— YOUR TASK —
Which lines below hold the word "安全提示问题"? Report each one.

— RECORDS FOR THIS EXERCISE —
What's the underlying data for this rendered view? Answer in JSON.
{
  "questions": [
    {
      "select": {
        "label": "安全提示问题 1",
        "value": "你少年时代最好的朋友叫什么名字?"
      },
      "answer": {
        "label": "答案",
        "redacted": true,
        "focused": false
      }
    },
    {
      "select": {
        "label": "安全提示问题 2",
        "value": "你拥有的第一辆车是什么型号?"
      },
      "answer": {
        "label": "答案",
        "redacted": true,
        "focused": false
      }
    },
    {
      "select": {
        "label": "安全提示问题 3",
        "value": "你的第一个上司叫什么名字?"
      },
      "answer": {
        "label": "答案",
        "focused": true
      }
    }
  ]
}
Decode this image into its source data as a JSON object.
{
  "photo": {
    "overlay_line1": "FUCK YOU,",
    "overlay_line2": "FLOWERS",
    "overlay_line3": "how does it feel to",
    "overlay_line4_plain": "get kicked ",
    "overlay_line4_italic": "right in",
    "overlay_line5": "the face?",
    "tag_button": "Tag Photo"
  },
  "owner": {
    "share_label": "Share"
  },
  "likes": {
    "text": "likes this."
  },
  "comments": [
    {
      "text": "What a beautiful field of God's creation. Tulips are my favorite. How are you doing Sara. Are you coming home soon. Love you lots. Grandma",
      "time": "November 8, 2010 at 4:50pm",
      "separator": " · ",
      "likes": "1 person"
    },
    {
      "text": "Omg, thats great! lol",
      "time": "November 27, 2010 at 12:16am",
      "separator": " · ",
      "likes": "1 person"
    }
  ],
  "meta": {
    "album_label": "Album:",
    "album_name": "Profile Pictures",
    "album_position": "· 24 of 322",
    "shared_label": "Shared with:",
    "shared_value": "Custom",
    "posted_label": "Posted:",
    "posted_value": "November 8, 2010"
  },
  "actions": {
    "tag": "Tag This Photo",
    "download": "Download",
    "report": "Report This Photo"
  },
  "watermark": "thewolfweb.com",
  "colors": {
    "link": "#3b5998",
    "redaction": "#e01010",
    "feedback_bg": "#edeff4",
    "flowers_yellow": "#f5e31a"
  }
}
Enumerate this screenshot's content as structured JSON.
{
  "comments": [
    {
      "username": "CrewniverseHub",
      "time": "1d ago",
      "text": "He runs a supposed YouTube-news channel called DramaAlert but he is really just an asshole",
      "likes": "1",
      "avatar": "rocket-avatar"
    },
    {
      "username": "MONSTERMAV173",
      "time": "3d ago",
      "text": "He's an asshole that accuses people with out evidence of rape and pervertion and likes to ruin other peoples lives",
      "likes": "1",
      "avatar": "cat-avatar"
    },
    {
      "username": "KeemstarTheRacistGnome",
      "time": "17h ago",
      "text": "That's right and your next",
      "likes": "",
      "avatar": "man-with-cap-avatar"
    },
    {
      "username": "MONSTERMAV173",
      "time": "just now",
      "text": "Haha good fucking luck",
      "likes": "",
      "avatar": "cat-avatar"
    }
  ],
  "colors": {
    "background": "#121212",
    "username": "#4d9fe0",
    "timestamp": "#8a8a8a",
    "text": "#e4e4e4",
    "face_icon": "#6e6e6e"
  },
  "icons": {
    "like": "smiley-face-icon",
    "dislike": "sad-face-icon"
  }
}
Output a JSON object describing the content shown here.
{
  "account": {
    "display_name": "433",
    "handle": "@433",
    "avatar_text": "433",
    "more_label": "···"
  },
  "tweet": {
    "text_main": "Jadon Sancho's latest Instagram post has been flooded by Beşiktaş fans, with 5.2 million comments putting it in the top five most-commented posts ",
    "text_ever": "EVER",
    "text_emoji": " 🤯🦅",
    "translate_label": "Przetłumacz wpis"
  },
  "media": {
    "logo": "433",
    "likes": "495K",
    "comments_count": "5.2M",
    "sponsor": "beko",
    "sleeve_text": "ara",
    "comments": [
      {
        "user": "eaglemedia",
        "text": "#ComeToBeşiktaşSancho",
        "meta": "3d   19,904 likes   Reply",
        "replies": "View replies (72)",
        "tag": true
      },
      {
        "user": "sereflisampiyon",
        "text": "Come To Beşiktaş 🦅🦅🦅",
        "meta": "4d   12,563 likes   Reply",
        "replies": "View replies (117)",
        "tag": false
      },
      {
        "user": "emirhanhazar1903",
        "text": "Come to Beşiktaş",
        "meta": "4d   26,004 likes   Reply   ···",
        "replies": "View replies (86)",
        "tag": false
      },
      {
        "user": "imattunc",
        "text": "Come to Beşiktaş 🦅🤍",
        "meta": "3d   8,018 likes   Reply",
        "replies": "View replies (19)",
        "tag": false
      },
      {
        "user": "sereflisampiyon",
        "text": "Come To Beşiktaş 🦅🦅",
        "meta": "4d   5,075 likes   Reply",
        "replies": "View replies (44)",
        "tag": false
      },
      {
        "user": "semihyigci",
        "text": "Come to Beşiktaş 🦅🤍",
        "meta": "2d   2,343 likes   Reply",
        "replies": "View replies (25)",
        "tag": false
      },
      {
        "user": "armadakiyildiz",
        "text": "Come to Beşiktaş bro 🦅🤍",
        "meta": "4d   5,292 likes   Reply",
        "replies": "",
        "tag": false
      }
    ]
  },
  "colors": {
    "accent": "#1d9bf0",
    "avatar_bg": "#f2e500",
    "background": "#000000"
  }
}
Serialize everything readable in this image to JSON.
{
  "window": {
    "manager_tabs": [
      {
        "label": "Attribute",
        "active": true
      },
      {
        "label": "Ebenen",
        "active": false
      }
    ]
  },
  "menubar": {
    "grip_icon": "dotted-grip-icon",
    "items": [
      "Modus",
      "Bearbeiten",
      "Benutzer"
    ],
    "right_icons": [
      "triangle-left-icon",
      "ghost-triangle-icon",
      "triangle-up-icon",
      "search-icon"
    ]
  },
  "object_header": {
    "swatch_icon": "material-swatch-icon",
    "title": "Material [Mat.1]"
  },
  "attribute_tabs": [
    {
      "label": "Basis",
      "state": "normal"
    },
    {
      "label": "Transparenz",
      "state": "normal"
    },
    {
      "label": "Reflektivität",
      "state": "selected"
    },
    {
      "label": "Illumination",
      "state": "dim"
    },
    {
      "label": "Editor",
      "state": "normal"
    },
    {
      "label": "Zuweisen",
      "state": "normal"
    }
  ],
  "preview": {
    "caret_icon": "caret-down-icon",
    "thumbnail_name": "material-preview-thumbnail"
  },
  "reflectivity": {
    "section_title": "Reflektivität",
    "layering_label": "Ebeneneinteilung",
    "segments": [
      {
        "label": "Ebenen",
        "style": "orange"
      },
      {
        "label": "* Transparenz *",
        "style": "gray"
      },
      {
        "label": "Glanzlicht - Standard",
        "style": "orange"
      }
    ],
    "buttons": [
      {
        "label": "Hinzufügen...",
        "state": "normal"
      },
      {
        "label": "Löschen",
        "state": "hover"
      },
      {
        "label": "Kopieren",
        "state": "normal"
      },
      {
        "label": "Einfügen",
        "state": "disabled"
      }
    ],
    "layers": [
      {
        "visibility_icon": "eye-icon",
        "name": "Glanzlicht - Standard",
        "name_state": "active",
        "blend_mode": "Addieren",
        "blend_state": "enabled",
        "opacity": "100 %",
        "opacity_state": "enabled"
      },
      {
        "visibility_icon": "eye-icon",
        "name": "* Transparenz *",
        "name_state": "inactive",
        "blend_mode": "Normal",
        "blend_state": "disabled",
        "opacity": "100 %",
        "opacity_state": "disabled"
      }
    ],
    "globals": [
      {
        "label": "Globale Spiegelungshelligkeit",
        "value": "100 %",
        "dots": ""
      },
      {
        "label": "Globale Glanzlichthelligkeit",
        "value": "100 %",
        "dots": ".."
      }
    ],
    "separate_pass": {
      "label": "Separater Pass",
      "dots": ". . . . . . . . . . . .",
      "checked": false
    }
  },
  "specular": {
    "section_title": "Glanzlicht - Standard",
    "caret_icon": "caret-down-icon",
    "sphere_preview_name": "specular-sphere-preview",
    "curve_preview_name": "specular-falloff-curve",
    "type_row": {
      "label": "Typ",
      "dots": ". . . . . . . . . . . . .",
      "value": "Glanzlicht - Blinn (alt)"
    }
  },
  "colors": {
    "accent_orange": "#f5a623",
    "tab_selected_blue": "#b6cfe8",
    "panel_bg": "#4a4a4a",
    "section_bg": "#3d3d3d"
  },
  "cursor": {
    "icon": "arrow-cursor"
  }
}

— IN RESPONSE —
        "label": "安全提示问题 1",
        "label": "安全提示问题 2",
        "label": "安全提示问题 3",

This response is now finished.